*Problem requirements:*
Give the number of lines containing the word "screenshot" and nothing more.

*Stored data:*

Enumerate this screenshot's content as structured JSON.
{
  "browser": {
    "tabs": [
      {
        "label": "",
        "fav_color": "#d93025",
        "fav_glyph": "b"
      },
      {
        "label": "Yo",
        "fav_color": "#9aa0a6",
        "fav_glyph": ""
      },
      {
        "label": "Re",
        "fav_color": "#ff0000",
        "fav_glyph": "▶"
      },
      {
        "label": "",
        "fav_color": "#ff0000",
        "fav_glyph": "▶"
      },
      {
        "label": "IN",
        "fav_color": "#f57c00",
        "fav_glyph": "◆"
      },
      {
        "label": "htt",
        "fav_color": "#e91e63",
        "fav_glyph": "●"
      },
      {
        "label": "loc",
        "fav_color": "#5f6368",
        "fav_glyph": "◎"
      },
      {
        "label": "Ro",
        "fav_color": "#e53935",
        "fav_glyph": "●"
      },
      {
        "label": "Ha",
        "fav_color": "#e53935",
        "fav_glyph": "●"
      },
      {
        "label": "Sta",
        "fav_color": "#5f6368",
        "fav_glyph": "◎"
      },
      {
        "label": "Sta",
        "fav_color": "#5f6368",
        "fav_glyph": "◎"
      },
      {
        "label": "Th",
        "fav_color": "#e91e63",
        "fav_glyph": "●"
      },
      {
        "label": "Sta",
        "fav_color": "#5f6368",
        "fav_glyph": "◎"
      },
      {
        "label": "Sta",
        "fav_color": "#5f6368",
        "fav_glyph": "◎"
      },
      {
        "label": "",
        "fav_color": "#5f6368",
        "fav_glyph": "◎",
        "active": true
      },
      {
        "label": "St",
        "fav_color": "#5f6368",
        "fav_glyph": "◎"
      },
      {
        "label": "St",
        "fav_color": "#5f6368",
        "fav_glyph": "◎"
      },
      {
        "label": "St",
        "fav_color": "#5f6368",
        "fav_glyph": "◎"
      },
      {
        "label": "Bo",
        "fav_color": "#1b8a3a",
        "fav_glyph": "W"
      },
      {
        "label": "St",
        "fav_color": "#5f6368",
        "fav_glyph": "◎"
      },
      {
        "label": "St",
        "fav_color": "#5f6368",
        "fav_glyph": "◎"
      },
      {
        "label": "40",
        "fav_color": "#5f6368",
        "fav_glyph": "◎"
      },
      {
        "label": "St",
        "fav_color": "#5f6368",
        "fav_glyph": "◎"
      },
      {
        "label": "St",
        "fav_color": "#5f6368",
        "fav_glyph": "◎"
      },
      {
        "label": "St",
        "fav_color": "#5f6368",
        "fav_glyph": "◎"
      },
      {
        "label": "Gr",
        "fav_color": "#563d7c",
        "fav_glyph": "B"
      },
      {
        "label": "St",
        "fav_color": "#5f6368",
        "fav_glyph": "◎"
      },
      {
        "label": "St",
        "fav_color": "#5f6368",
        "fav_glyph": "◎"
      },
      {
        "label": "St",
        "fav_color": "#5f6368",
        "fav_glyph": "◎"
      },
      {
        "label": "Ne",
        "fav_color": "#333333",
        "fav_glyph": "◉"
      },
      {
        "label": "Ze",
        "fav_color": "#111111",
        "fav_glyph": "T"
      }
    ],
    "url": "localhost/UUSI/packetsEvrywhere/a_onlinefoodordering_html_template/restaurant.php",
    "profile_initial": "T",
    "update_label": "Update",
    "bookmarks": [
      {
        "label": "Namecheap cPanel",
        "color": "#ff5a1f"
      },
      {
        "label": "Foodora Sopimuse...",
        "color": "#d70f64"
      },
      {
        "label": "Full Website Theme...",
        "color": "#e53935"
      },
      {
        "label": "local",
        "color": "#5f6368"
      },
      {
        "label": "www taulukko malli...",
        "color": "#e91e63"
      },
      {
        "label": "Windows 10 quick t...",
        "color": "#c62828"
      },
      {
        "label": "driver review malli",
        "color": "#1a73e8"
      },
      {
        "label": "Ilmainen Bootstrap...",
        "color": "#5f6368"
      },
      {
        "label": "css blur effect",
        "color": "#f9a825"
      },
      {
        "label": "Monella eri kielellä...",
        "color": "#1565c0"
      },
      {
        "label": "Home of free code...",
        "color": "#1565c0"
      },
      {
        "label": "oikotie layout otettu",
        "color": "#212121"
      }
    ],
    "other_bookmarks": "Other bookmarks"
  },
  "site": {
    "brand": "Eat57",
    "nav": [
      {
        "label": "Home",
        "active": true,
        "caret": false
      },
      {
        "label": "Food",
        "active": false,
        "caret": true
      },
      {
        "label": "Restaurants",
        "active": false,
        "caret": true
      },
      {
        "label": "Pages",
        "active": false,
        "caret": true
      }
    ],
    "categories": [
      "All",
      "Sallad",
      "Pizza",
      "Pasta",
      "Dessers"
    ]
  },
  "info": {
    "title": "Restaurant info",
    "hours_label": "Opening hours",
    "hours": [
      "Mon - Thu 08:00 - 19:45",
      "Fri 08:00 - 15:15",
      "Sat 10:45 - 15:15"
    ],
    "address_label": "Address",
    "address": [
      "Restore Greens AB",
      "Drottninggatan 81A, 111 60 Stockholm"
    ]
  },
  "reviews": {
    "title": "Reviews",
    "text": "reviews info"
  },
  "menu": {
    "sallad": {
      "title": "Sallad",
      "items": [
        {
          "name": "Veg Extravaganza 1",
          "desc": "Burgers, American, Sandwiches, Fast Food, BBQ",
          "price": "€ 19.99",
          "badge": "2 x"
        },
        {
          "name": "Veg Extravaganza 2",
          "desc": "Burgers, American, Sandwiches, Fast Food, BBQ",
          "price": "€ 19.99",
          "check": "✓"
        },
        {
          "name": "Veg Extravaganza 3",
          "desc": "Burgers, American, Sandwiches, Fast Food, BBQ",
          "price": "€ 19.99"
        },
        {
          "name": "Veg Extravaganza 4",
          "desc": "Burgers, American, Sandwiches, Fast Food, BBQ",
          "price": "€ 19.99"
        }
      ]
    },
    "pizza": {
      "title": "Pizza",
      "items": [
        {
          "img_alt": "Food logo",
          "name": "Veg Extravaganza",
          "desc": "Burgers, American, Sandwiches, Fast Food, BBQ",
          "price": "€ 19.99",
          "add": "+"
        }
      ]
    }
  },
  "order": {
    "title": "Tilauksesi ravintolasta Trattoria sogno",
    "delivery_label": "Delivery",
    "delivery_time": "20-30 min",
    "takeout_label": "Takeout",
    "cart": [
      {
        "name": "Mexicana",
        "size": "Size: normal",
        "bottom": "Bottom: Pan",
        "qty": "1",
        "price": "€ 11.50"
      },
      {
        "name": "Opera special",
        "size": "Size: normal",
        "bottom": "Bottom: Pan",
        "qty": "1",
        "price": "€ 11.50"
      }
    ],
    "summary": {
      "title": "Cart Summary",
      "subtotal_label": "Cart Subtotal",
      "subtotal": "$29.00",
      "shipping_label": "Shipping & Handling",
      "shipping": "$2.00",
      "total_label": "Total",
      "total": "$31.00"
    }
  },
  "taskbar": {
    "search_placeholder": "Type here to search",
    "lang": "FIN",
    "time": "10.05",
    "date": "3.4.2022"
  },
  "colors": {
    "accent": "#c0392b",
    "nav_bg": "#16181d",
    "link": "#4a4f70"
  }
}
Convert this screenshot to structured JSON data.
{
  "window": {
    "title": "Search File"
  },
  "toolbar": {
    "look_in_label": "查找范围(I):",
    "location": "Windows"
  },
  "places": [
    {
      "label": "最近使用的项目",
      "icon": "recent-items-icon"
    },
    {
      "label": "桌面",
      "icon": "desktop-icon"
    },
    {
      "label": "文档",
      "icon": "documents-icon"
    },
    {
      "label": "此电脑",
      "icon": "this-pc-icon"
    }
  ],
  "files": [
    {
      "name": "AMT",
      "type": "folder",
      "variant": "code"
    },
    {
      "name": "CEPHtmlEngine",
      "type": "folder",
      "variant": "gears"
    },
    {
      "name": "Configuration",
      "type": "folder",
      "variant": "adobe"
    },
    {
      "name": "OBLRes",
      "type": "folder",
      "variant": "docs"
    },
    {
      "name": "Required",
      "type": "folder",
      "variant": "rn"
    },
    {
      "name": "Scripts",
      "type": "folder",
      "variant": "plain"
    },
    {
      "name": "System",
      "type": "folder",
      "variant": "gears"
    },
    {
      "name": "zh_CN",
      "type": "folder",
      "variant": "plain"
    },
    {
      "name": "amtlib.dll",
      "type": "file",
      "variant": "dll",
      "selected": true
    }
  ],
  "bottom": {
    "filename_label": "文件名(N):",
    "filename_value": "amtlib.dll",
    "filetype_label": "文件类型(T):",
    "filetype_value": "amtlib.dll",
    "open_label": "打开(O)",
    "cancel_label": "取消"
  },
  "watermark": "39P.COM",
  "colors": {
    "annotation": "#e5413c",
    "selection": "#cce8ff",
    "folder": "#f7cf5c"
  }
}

*Output for this exercise:*
2